WHAT IS REQUIRED:
Please repeat all of the lines that follow, exactly as written.

STORED RECORDS:
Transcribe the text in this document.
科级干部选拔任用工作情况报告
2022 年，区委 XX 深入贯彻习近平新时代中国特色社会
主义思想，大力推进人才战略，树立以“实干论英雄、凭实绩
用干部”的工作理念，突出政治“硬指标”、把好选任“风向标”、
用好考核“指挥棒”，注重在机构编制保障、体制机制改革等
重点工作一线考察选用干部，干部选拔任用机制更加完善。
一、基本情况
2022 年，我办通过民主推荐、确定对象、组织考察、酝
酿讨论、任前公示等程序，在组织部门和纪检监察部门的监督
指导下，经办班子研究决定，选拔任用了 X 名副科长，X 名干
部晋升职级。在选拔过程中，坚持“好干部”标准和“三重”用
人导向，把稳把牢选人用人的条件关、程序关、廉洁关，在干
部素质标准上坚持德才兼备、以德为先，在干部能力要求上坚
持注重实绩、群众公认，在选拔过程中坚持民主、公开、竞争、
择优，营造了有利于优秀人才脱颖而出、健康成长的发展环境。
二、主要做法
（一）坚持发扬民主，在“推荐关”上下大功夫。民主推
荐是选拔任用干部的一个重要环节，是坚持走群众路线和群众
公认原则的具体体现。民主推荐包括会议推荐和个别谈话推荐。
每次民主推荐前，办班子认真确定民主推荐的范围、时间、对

WRITTEN RESPONSE:
Transcribe the text in this document.
科级干部选拔任用工作情况报告
2022 年，区委 XX 深入贯彻习近平新时代中国特色社会
主义思想，大力推进人才战略，树立以“实干论英雄、凭实绩
用干部”的工作理念，突出政治“硬指标”、把好选任“风向标”、
用好考核“指挥棒”，注重在机构编制保障、体制机制改革等
重点工作一线考察选用干部，干部选拔任用机制更加完善。
一、基本情况
2022 年，我办通过民主推荐、确定对象、组织考察、酝
酿讨论、任前公示等程序，在组织部门和纪检监察部门的监督
指导下，经办班子研究决定，选拔任用了 X 名副科长，X 名干
部晋升职级。在选拔过程中，坚持“好干部”标准和“三重”用
人导向，把稳把牢选人用人的条件关、程序关、廉洁关，在干
部素质标准上坚持德才兼备、以德为先，在干部能力要求上坚
持注重实绩、群众公认，在选拔过程中坚持民主、公开、竞争、
择优，营造了有利于优秀人才脱颖而出、健康成长的发展环境。
二、主要做法
（一）坚持发扬民主，在“推荐关”上下大功夫。民主推
荐是选拔任用干部的一个重要环节，是坚持走群众路线和群众
公认原则的具体体现。民主推荐包括会议推荐和个别谈话推荐。
每次民主推荐前，办班子认真确定民主推荐的范围、时间、对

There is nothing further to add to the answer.